Copy the items word for word, from the very first line through the line that contains "node-box bbox=[410, 76, 424, 90]".
════════════════════
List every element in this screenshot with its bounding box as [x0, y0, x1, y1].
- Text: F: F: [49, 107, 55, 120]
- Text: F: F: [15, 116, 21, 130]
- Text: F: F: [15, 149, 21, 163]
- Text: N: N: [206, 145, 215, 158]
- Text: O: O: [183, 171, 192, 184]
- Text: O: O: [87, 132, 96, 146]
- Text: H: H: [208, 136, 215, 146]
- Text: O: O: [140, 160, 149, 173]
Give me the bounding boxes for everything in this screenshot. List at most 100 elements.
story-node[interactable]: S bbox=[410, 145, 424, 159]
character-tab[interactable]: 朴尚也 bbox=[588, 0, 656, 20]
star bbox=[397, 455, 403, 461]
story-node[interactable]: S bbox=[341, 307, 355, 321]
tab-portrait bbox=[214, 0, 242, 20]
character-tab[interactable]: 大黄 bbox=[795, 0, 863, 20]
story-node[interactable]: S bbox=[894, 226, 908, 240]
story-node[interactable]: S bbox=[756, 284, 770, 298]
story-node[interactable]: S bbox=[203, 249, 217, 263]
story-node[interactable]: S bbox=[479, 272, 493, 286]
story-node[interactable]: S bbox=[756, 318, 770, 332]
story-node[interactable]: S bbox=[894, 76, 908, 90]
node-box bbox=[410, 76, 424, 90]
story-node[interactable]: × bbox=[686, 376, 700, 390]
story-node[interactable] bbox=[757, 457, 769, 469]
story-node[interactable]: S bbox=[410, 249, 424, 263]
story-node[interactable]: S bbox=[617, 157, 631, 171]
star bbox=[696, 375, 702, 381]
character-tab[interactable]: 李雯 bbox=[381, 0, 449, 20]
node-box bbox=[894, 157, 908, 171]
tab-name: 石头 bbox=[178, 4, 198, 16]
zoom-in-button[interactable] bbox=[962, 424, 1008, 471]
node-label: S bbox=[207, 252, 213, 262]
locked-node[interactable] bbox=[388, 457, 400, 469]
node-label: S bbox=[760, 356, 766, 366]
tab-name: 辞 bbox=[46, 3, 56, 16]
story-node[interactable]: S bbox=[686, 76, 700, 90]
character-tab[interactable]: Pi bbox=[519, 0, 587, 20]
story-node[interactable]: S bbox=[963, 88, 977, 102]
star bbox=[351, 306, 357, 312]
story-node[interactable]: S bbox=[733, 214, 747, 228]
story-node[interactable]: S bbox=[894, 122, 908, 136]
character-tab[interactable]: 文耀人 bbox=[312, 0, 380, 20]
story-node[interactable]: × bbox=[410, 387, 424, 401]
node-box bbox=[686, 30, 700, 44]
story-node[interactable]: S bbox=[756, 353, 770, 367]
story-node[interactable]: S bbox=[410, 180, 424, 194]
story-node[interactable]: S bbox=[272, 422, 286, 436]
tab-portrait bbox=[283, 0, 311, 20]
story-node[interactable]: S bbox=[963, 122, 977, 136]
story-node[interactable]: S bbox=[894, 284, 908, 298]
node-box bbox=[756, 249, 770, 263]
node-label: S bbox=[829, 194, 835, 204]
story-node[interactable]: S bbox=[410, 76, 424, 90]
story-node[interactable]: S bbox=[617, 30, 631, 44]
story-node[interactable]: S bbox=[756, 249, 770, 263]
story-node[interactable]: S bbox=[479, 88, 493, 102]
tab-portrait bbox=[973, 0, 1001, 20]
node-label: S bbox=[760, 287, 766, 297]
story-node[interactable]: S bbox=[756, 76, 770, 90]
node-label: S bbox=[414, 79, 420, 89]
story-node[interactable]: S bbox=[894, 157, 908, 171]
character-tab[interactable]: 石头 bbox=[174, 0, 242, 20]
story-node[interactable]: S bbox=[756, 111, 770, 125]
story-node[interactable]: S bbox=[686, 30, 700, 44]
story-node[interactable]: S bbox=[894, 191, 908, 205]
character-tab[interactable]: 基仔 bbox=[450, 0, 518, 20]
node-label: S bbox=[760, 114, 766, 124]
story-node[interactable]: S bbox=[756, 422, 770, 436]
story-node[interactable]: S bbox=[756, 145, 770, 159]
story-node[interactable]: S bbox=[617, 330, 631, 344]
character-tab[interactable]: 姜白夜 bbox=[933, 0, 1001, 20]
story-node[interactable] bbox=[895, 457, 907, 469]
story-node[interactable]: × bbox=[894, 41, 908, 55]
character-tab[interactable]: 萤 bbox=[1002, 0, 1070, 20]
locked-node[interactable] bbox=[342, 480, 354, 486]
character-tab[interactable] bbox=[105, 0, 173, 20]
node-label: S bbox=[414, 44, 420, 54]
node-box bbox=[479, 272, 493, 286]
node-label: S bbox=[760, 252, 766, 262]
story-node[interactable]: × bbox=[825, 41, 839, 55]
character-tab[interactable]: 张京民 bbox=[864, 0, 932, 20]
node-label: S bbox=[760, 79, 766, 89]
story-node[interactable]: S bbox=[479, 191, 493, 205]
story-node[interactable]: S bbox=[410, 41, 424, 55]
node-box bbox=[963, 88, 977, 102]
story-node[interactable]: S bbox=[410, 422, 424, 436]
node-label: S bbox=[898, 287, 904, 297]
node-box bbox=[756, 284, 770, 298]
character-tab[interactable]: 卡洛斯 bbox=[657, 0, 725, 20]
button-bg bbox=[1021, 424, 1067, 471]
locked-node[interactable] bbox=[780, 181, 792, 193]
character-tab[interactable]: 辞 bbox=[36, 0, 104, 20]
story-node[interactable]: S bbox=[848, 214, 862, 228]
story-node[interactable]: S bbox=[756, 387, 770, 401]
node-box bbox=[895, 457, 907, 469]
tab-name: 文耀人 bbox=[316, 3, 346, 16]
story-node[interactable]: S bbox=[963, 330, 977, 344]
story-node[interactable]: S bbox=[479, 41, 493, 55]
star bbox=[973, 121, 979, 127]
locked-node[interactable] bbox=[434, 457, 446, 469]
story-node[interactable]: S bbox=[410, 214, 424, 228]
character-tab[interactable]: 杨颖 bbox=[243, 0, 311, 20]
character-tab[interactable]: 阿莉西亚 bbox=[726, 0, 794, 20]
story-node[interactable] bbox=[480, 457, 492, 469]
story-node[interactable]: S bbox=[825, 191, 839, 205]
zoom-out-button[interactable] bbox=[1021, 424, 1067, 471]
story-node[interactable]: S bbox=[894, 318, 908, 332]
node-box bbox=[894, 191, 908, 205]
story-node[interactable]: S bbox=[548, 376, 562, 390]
════════════════════
:: Final answer ::
List every element in this screenshot with its bounding box as [x0, y0, x1, y1].
- Text: F: F: [49, 107, 55, 120]
- Text: F: F: [15, 116, 21, 130]
- Text: F: F: [15, 149, 21, 163]
- Text: N: N: [206, 145, 215, 158]
- Text: O: O: [183, 171, 192, 184]
- Text: O: O: [87, 132, 96, 146]
- Text: H: H: [208, 136, 215, 146]
- Text: O: O: [140, 160, 149, 173]
Give me the bounding boxes for everything in this screenshot. List at most 100 elements.
story-node[interactable]: S bbox=[410, 145, 424, 159]
character-tab[interactable]: 朴尚也 bbox=[588, 0, 656, 20]
star bbox=[397, 455, 403, 461]
story-node[interactable]: S bbox=[341, 307, 355, 321]
tab-portrait bbox=[214, 0, 242, 20]
character-tab[interactable]: 大黄 bbox=[795, 0, 863, 20]
story-node[interactable]: S bbox=[894, 226, 908, 240]
story-node[interactable]: S bbox=[756, 284, 770, 298]
story-node[interactable]: S bbox=[203, 249, 217, 263]
story-node[interactable]: S bbox=[479, 272, 493, 286]
story-node[interactable]: S bbox=[756, 318, 770, 332]
story-node[interactable]: S bbox=[894, 76, 908, 90]
node-box bbox=[410, 76, 424, 90]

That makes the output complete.